▶ **Given request**
Copy everything in the data below exactly except the pictures.

* * * * *

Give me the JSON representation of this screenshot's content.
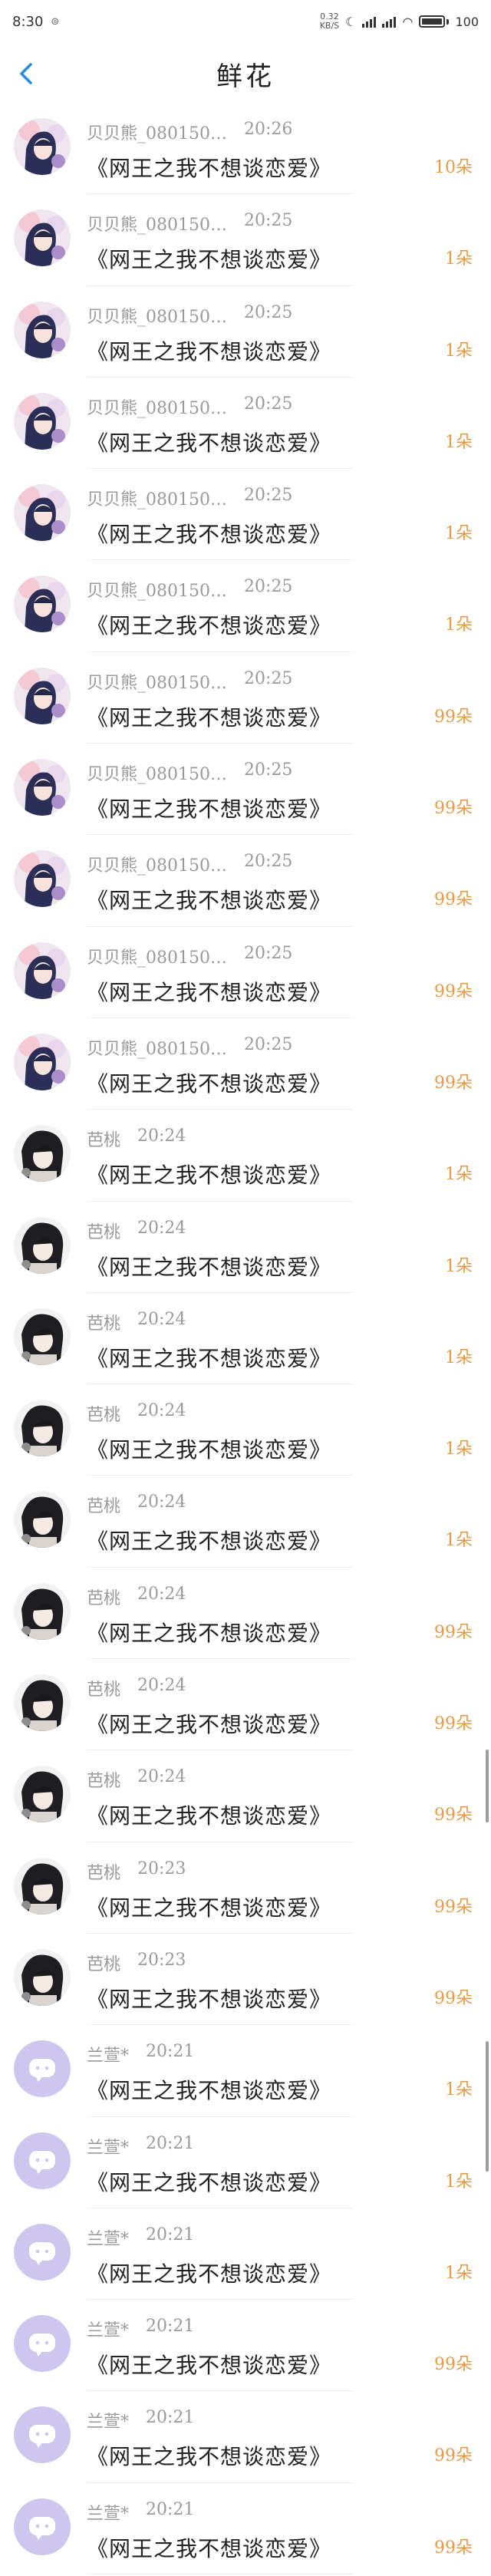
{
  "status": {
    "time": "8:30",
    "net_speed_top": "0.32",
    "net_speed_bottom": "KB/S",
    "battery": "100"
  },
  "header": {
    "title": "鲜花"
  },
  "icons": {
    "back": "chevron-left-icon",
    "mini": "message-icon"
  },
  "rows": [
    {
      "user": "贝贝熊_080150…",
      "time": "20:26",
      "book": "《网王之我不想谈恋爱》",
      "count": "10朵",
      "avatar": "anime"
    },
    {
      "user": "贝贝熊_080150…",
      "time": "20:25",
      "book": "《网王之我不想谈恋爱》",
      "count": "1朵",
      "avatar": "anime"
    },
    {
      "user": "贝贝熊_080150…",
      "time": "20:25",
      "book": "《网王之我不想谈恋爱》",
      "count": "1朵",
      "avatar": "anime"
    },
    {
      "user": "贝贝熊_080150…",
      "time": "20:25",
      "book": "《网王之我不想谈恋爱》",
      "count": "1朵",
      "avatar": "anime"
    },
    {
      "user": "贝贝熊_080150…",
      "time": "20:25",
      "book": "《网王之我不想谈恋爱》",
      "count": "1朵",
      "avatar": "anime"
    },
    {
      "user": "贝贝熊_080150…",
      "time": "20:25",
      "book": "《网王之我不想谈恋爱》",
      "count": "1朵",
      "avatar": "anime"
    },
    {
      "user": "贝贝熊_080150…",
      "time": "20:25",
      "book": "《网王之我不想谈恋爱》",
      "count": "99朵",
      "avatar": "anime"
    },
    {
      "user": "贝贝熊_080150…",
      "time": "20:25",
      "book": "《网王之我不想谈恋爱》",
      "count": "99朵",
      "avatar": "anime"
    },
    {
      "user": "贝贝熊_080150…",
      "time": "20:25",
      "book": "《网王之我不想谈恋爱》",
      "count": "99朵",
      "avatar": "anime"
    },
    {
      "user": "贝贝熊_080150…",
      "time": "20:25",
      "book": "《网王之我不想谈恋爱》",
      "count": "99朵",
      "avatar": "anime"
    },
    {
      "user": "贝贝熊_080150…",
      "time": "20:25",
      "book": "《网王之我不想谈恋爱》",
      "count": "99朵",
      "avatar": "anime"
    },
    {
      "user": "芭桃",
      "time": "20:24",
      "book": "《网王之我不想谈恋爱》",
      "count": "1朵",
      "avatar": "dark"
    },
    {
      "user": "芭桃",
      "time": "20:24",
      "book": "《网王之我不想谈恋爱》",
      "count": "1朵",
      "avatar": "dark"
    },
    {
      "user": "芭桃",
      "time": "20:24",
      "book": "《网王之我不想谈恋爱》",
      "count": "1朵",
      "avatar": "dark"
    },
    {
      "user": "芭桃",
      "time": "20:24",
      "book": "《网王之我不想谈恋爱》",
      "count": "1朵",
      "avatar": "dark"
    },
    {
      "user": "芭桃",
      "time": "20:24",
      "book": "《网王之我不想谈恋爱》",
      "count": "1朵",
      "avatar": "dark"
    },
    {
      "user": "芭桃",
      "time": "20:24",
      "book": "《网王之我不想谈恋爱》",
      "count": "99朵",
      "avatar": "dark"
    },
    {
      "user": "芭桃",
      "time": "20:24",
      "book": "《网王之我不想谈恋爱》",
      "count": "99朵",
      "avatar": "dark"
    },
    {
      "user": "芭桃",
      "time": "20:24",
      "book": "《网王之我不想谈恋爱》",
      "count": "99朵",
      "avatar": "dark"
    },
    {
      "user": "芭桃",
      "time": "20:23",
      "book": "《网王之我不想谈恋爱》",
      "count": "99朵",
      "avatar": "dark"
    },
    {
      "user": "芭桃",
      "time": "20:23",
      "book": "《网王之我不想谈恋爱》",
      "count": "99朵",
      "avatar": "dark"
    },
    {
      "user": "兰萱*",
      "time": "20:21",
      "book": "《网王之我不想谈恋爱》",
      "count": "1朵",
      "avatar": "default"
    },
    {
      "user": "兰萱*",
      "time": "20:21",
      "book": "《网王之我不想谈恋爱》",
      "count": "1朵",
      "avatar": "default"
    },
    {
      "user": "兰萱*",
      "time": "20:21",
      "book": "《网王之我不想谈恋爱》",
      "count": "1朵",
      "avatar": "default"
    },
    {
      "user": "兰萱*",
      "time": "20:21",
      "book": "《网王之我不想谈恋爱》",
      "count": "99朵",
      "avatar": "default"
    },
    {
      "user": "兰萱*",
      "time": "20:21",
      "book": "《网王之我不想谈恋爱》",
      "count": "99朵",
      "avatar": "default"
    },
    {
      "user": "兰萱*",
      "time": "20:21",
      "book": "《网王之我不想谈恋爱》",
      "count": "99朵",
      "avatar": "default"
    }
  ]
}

* * * * *

▶ **Output of the exercise**
Give me the JSON representation of this screenshot's content.
{
  "status": {
    "time": "8:30",
    "net_speed_top": "0.32",
    "net_speed_bottom": "KB/S",
    "battery": "100"
  },
  "header": {
    "title": "鲜花"
  },
  "icons": {
    "back": "chevron-left-icon",
    "mini": "message-icon"
  },
  "rows": [
    {
      "user": "贝贝熊_080150…",
      "time": "20:26",
      "book": "《网王之我不想谈恋爱》",
      "count": "10朵",
      "avatar": "anime"
    },
    {
      "user": "贝贝熊_080150…",
      "time": "20:25",
      "book": "《网王之我不想谈恋爱》",
      "count": "1朵",
      "avatar": "anime"
    },
    {
      "user": "贝贝熊_080150…",
      "time": "20:25",
      "book": "《网王之我不想谈恋爱》",
      "count": "1朵",
      "avatar": "anime"
    },
    {
      "user": "贝贝熊_080150…",
      "time": "20:25",
      "book": "《网王之我不想谈恋爱》",
      "count": "1朵",
      "avatar": "anime"
    },
    {
      "user": "贝贝熊_080150…",
      "time": "20:25",
      "book": "《网王之我不想谈恋爱》",
      "count": "1朵",
      "avatar": "anime"
    },
    {
      "user": "贝贝熊_080150…",
      "time": "20:25",
      "book": "《网王之我不想谈恋爱》",
      "count": "1朵",
      "avatar": "anime"
    },
    {
      "user": "贝贝熊_080150…",
      "time": "20:25",
      "book": "《网王之我不想谈恋爱》",
      "count": "99朵",
      "avatar": "anime"
    },
    {
      "user": "贝贝熊_080150…",
      "time": "20:25",
      "book": "《网王之我不想谈恋爱》",
      "count": "99朵",
      "avatar": "anime"
    },
    {
      "user": "贝贝熊_080150…",
      "time": "20:25",
      "book": "《网王之我不想谈恋爱》",
      "count": "99朵",
      "avatar": "anime"
    },
    {
      "user": "贝贝熊_080150…",
      "time": "20:25",
      "book": "《网王之我不想谈恋爱》",
      "count": "99朵",
      "avatar": "anime"
    },
    {
      "user": "贝贝熊_080150…",
      "time": "20:25",
      "book": "《网王之我不想谈恋爱》",
      "count": "99朵",
      "avatar": "anime"
    },
    {
      "user": "芭桃",
      "time": "20:24",
      "book": "《网王之我不想谈恋爱》",
      "count": "1朵",
      "avatar": "dark"
    },
    {
      "user": "芭桃",
      "time": "20:24",
      "book": "《网王之我不想谈恋爱》",
      "count": "1朵",
      "avatar": "dark"
    },
    {
      "user": "芭桃",
      "time": "20:24",
      "book": "《网王之我不想谈恋爱》",
      "count": "1朵",
      "avatar": "dark"
    },
    {
      "user": "芭桃",
      "time": "20:24",
      "book": "《网王之我不想谈恋爱》",
      "count": "1朵",
      "avatar": "dark"
    },
    {
      "user": "芭桃",
      "time": "20:24",
      "book": "《网王之我不想谈恋爱》",
      "count": "1朵",
      "avatar": "dark"
    },
    {
      "user": "芭桃",
      "time": "20:24",
      "book": "《网王之我不想谈恋爱》",
      "count": "99朵",
      "avatar": "dark"
    },
    {
      "user": "芭桃",
      "time": "20:24",
      "book": "《网王之我不想谈恋爱》",
      "count": "99朵",
      "avatar": "dark"
    },
    {
      "user": "芭桃",
      "time": "20:24",
      "book": "《网王之我不想谈恋爱》",
      "count": "99朵",
      "avatar": "dark"
    },
    {
      "user": "芭桃",
      "time": "20:23",
      "book": "《网王之我不想谈恋爱》",
      "count": "99朵",
      "avatar": "dark"
    },
    {
      "user": "芭桃",
      "time": "20:23",
      "book": "《网王之我不想谈恋爱》",
      "count": "99朵",
      "avatar": "dark"
    },
    {
      "user": "兰萱*",
      "time": "20:21",
      "book": "《网王之我不想谈恋爱》",
      "count": "1朵",
      "avatar": "default"
    },
    {
      "user": "兰萱*",
      "time": "20:21",
      "book": "《网王之我不想谈恋爱》",
      "count": "1朵",
      "avatar": "default"
    },
    {
      "user": "兰萱*",
      "time": "20:21",
      "book": "《网王之我不想谈恋爱》",
      "count": "1朵",
      "avatar": "default"
    },
    {
      "user": "兰萱*",
      "time": "20:21",
      "book": "《网王之我不想谈恋爱》",
      "count": "99朵",
      "avatar": "default"
    },
    {
      "user": "兰萱*",
      "time": "20:21",
      "book": "《网王之我不想谈恋爱》",
      "count": "99朵",
      "avatar": "default"
    },
    {
      "user": "兰萱*",
      "time": "20:21",
      "book": "《网王之我不想谈恋爱》",
      "count": "99朵",
      "avatar": "default"
    }
  ]
}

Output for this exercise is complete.